AIM OF THE EXERCISE - Write out every single entry exactly.

DATA RECORDS -

++++++

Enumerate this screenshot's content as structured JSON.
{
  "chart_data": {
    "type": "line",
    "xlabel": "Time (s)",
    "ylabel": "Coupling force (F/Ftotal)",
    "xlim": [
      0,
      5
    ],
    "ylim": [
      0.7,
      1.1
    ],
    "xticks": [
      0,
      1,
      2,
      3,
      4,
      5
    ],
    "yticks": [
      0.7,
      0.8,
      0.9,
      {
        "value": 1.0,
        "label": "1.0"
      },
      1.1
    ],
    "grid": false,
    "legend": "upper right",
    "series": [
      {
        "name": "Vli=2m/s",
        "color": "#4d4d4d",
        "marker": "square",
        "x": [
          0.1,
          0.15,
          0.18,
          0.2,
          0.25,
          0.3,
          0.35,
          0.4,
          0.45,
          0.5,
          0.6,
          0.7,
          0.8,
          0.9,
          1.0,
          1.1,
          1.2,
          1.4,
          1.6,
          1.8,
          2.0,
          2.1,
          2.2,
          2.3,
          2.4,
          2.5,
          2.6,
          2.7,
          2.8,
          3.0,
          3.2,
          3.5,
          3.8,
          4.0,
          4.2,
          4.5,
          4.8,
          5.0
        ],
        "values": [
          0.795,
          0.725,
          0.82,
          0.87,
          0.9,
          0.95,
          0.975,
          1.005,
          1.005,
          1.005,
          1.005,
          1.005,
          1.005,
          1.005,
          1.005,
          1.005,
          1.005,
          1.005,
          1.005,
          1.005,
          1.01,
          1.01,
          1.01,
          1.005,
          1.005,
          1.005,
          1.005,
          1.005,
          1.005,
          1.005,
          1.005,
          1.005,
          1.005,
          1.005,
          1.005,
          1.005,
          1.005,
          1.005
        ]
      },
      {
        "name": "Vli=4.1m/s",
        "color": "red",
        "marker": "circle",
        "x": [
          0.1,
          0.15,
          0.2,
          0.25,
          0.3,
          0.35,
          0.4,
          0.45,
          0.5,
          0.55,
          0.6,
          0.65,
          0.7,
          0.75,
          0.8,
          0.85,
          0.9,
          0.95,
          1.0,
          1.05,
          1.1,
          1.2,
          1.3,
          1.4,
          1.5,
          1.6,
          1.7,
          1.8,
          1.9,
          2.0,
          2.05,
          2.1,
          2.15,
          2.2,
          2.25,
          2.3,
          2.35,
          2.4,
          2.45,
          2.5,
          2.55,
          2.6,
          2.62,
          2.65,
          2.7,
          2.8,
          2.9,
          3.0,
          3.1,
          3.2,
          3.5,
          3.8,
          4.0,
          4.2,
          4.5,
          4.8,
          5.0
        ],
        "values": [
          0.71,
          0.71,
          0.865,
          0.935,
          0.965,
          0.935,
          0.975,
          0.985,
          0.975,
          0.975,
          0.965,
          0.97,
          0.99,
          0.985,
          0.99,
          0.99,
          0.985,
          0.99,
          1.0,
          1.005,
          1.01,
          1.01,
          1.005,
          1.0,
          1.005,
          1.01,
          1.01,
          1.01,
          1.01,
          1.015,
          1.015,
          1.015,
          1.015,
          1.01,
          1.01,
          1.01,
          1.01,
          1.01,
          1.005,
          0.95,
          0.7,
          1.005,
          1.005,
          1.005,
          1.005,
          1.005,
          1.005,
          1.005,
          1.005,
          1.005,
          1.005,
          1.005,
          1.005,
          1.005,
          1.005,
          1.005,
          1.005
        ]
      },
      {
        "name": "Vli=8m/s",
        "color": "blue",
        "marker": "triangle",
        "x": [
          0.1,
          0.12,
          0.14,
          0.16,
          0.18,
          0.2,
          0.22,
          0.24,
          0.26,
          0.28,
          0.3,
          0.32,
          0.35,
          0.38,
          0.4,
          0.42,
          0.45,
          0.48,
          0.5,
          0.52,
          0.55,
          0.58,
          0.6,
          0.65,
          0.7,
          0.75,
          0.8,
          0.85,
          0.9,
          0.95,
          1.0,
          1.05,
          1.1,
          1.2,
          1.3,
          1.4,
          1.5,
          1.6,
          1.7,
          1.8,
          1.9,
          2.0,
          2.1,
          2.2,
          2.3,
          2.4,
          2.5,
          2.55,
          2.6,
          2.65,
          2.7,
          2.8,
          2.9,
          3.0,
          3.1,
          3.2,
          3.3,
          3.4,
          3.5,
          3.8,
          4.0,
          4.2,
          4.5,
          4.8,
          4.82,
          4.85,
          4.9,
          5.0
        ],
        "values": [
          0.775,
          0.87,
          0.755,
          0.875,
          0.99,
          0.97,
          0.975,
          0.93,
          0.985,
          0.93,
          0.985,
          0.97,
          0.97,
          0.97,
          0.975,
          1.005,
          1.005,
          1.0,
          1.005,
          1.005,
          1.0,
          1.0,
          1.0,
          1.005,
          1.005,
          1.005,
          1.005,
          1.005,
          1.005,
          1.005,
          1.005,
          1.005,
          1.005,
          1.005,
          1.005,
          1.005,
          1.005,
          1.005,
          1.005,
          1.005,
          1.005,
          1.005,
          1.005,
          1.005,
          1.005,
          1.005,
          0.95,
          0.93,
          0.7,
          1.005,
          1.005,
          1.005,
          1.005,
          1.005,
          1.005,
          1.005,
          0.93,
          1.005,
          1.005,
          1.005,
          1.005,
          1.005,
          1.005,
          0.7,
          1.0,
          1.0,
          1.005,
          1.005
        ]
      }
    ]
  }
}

++++++

TASK SOLUTION -
Enumerate this screenshot's content as structured JSON.
{
  "chart_data": {
    "type": "line",
    "xlabel": "Time (s)",
    "ylabel": "Coupling force (F/Ftotal)",
    "xlim": [
      0,
      5
    ],
    "ylim": [
      0.7,
      1.1
    ],
    "xticks": [
      0,
      1,
      2,
      3,
      4,
      5
    ],
    "yticks": [
      0.7,
      0.8,
      0.9,
      {
        "value": 1.0,
        "label": "1.0"
      },
      1.1
    ],
    "grid": false,
    "legend": "upper right",
    "series": [
      {
        "name": "Vli=2m/s",
        "color": "#4d4d4d",
        "marker": "square",
        "x": [
          0.1,
          0.15,
          0.18,
          0.2,
          0.25,
          0.3,
          0.35,
          0.4,
          0.45,
          0.5,
          0.6,
          0.7,
          0.8,
          0.9,
          1.0,
          1.1,
          1.2,
          1.4,
          1.6,
          1.8,
          2.0,
          2.1,
          2.2,
          2.3,
          2.4,
          2.5,
          2.6,
          2.7,
          2.8,
          3.0,
          3.2,
          3.5,
          3.8,
          4.0,
          4.2,
          4.5,
          4.8,
          5.0
        ],
        "values": [
          0.795,
          0.725,
          0.82,
          0.87,
          0.9,
          0.95,
          0.975,
          1.005,
          1.005,
          1.005,
          1.005,
          1.005,
          1.005,
          1.005,
          1.005,
          1.005,
          1.005,
          1.005,
          1.005,
          1.005,
          1.01,
          1.01,
          1.01,
          1.005,
          1.005,
          1.005,
          1.005,
          1.005,
          1.005,
          1.005,
          1.005,
          1.005,
          1.005,
          1.005,
          1.005,
          1.005,
          1.005,
          1.005
        ]
      },
      {
        "name": "Vli=4.1m/s",
        "color": "red",
        "marker": "circle",
        "x": [
          0.1,
          0.15,
          0.2,
          0.25,
          0.3,
          0.35,
          0.4,
          0.45,
          0.5,
          0.55,
          0.6,
          0.65,
          0.7,
          0.75,
          0.8,
          0.85,
          0.9,
          0.95,
          1.0,
          1.05,
          1.1,
          1.2,
          1.3,
          1.4,
          1.5,
          1.6,
          1.7,
          1.8,
          1.9,
          2.0,
          2.05,
          2.1,
          2.15,
          2.2,
          2.25,
          2.3,
          2.35,
          2.4,
          2.45,
          2.5,
          2.55,
          2.6,
          2.62,
          2.65,
          2.7,
          2.8,
          2.9,
          3.0,
          3.1,
          3.2,
          3.5,
          3.8,
          4.0,
          4.2,
          4.5,
          4.8,
          5.0
        ],
        "values": [
          0.71,
          0.71,
          0.865,
          0.935,
          0.965,
          0.935,
          0.975,
          0.985,
          0.975,
          0.975,
          0.965,
          0.97,
          0.99,
          0.985,
          0.99,
          0.99,
          0.985,
          0.99,
          1.0,
          1.005,
          1.01,
          1.01,
          1.005,
          1.0,
          1.005,
          1.01,
          1.01,
          1.01,
          1.01,
          1.015,
          1.015,
          1.015,
          1.015,
          1.01,
          1.01,
          1.01,
          1.01,
          1.01,
          1.005,
          0.95,
          0.7,
          1.005,
          1.005,
          1.005,
          1.005,
          1.005,
          1.005,
          1.005,
          1.005,
          1.005,
          1.005,
          1.005,
          1.005,
          1.005,
          1.005,
          1.005,
          1.005
        ]
      },
      {
        "name": "Vli=8m/s",
        "color": "blue",
        "marker": "triangle",
        "x": [
          0.1,
          0.12,
          0.14,
          0.16,
          0.18,
          0.2,
          0.22,
          0.24,
          0.26,
          0.28,
          0.3,
          0.32,
          0.35,
          0.38,
          0.4,
          0.42,
          0.45,
          0.48,
          0.5,
          0.52,
          0.55,
          0.58,
          0.6,
          0.65,
          0.7,
          0.75,
          0.8,
          0.85,
          0.9,
          0.95,
          1.0,
          1.05,
          1.1,
          1.2,
          1.3,
          1.4,
          1.5,
          1.6,
          1.7,
          1.8,
          1.9,
          2.0,
          2.1,
          2.2,
          2.3,
          2.4,
          2.5,
          2.55,
          2.6,
          2.65,
          2.7,
          2.8,
          2.9,
          3.0,
          3.1,
          3.2,
          3.3,
          3.4,
          3.5,
          3.8,
          4.0,
          4.2,
          4.5,
          4.8,
          4.82,
          4.85,
          4.9,
          5.0
        ],
        "values": [
          0.775,
          0.87,
          0.755,
          0.875,
          0.99,
          0.97,
          0.975,
          0.93,
          0.985,
          0.93,
          0.985,
          0.97,
          0.97,
          0.97,
          0.975,
          1.005,
          1.005,
          1.0,
          1.005,
          1.005,
          1.0,
          1.0,
          1.0,
          1.005,
          1.005,
          1.005,
          1.005,
          1.005,
          1.005,
          1.005,
          1.005,
          1.005,
          1.005,
          1.005,
          1.005,
          1.005,
          1.005,
          1.005,
          1.005,
          1.005,
          1.005,
          1.005,
          1.005,
          1.005,
          1.005,
          1.005,
          0.95,
          0.93,
          0.7,
          1.005,
          1.005,
          1.005,
          1.005,
          1.005,
          1.005,
          1.005,
          0.93,
          1.005,
          1.005,
          1.005,
          1.005,
          1.005,
          1.005,
          0.7,
          1.0,
          1.0,
          1.005,
          1.005
        ]
      }
    ]
  }
}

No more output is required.